Work required: Answer with one number: how many lines have "автонастройки".

Information provided:
==*==

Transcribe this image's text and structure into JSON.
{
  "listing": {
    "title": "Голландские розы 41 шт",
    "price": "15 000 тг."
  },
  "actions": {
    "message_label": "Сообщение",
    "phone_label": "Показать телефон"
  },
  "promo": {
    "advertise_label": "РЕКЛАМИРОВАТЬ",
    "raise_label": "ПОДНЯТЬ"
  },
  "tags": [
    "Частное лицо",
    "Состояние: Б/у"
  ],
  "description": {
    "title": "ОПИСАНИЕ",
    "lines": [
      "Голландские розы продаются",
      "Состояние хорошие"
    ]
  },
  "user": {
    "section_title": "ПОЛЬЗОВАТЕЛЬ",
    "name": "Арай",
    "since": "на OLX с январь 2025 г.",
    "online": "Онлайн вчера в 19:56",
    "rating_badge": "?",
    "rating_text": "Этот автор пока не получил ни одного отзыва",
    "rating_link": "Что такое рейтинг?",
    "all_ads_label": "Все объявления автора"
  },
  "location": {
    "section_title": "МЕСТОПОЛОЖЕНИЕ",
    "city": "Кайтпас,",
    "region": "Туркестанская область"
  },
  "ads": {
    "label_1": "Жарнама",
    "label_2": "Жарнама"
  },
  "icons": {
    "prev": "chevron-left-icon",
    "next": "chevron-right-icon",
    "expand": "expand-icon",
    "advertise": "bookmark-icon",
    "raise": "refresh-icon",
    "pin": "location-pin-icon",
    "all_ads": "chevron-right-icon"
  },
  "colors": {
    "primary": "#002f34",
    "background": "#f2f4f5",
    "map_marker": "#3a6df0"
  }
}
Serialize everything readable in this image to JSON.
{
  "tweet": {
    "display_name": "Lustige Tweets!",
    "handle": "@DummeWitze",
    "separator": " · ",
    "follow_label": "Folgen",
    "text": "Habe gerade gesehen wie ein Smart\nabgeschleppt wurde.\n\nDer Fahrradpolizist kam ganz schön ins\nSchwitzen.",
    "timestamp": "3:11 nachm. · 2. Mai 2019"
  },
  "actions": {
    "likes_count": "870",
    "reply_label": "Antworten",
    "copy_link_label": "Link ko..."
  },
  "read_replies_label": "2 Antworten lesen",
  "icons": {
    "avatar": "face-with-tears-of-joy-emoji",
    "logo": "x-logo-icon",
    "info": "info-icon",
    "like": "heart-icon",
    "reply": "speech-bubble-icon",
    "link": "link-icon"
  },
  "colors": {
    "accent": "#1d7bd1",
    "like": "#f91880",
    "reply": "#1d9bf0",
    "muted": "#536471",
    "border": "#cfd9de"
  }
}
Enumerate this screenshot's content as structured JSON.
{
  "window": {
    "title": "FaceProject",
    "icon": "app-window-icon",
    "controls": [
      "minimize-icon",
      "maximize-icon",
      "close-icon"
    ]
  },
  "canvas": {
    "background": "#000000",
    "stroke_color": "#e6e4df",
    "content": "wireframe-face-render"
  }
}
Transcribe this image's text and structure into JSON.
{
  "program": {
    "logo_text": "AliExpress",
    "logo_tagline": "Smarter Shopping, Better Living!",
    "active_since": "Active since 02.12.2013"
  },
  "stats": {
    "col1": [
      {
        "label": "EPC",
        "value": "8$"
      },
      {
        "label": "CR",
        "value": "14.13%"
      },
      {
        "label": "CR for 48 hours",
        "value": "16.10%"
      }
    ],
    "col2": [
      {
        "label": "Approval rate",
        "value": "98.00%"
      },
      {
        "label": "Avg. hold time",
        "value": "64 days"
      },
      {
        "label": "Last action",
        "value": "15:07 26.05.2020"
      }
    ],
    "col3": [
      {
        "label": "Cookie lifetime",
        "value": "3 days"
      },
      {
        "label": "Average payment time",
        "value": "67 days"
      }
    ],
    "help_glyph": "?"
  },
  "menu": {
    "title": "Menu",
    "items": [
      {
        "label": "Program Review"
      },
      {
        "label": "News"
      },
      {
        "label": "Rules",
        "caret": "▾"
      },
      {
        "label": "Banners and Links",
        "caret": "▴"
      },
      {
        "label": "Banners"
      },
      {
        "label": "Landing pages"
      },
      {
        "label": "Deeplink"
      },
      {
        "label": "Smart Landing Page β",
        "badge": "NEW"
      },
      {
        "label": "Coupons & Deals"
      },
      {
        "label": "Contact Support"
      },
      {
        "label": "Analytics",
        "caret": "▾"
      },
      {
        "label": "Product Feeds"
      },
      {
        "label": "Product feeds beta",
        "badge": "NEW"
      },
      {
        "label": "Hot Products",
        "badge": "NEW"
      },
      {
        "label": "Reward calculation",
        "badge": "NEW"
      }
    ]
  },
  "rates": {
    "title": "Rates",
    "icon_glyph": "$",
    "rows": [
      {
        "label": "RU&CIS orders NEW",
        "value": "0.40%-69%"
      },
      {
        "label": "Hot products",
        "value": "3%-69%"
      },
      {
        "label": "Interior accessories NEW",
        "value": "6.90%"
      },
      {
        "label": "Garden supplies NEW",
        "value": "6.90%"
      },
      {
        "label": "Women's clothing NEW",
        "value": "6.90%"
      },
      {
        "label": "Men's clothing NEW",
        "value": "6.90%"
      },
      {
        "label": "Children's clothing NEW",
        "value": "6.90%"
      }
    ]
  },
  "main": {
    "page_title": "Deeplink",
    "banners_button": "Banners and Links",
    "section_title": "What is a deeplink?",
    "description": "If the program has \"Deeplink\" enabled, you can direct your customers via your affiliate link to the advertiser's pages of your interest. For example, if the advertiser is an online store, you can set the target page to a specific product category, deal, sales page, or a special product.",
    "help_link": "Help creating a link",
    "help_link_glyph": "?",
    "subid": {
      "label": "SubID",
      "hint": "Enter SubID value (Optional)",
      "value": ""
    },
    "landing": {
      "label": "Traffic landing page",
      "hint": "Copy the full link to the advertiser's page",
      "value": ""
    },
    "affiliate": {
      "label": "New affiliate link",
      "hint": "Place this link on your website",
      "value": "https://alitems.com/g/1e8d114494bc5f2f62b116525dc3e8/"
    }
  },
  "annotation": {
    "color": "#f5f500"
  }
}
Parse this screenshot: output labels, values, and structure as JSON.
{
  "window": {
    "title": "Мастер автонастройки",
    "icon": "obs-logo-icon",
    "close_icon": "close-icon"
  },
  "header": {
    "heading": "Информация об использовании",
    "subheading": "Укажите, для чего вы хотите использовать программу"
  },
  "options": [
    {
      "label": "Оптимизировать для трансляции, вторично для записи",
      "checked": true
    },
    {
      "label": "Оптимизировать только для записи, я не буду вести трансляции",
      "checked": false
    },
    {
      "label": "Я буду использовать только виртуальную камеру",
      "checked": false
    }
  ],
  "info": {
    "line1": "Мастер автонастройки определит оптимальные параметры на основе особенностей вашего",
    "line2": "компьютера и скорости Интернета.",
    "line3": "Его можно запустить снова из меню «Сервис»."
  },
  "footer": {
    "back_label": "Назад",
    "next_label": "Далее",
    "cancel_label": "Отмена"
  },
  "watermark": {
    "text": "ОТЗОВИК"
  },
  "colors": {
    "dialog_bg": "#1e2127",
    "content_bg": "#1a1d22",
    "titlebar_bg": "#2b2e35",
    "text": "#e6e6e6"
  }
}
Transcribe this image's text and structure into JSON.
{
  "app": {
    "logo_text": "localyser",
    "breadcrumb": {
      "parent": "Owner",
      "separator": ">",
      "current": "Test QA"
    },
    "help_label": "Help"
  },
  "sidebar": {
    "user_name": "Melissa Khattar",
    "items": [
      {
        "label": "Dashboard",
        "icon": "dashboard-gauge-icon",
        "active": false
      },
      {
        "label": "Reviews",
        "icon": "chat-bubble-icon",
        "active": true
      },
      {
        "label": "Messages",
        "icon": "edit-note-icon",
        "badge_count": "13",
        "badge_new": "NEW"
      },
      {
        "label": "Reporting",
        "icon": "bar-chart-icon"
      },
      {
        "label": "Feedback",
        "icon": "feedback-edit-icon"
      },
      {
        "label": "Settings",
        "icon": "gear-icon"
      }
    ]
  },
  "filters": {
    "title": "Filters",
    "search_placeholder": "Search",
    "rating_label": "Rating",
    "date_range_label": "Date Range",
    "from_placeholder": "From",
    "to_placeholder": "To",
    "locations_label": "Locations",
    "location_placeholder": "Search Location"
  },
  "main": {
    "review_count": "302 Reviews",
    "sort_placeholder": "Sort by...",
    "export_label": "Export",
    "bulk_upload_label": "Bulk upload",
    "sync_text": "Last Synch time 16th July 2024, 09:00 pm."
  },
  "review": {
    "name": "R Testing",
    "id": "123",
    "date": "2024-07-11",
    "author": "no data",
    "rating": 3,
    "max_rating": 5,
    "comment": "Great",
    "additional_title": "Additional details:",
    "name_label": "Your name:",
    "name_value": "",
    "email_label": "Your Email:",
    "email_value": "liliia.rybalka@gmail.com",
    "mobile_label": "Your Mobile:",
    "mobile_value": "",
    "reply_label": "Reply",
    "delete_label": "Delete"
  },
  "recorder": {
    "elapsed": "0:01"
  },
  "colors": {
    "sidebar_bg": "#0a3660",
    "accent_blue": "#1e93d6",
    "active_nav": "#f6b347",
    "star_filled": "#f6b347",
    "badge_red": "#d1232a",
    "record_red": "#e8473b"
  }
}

==*==

The completed task: 2